[Problem to work on]:
Take the listing and print it in full, exactly as given.

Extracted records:
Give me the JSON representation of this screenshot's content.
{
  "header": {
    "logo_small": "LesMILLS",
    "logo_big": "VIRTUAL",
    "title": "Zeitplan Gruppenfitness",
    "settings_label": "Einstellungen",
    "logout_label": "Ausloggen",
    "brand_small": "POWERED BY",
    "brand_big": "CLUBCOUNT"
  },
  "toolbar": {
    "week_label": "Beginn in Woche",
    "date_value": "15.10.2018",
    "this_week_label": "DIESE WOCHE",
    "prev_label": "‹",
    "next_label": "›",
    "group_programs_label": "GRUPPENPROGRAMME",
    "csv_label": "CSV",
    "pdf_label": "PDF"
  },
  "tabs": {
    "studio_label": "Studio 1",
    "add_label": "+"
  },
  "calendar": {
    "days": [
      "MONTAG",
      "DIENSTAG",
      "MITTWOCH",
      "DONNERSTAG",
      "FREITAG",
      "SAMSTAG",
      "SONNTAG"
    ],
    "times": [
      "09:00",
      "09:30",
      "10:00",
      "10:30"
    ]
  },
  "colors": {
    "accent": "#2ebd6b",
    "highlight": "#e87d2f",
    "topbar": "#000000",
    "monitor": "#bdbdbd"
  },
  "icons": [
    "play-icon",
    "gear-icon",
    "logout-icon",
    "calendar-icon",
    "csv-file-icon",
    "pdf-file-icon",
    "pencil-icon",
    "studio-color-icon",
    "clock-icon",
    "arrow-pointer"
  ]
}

[Task result]:
Give me the JSON representation of this screenshot's content.
{
  "header": {
    "logo_small": "LesMILLS",
    "logo_big": "VIRTUAL",
    "title": "Zeitplan Gruppenfitness",
    "settings_label": "Einstellungen",
    "logout_label": "Ausloggen",
    "brand_small": "POWERED BY",
    "brand_big": "CLUBCOUNT"
  },
  "toolbar": {
    "week_label": "Beginn in Woche",
    "date_value": "15.10.2018",
    "this_week_label": "DIESE WOCHE",
    "prev_label": "‹",
    "next_label": "›",
    "group_programs_label": "GRUPPENPROGRAMME",
    "csv_label": "CSV",
    "pdf_label": "PDF"
  },
  "tabs": {
    "studio_label": "Studio 1",
    "add_label": "+"
  },
  "calendar": {
    "days": [
      "MONTAG",
      "DIENSTAG",
      "MITTWOCH",
      "DONNERSTAG",
      "FREITAG",
      "SAMSTAG",
      "SONNTAG"
    ],
    "times": [
      "09:00",
      "09:30",
      "10:00",
      "10:30"
    ]
  },
  "colors": {
    "accent": "#2ebd6b",
    "highlight": "#e87d2f",
    "topbar": "#000000",
    "monitor": "#bdbdbd"
  },
  "icons": [
    "play-icon",
    "gear-icon",
    "logout-icon",
    "calendar-icon",
    "csv-file-icon",
    "pdf-file-icon",
    "pencil-icon",
    "studio-color-icon",
    "clock-icon",
    "arrow-pointer"
  ]
}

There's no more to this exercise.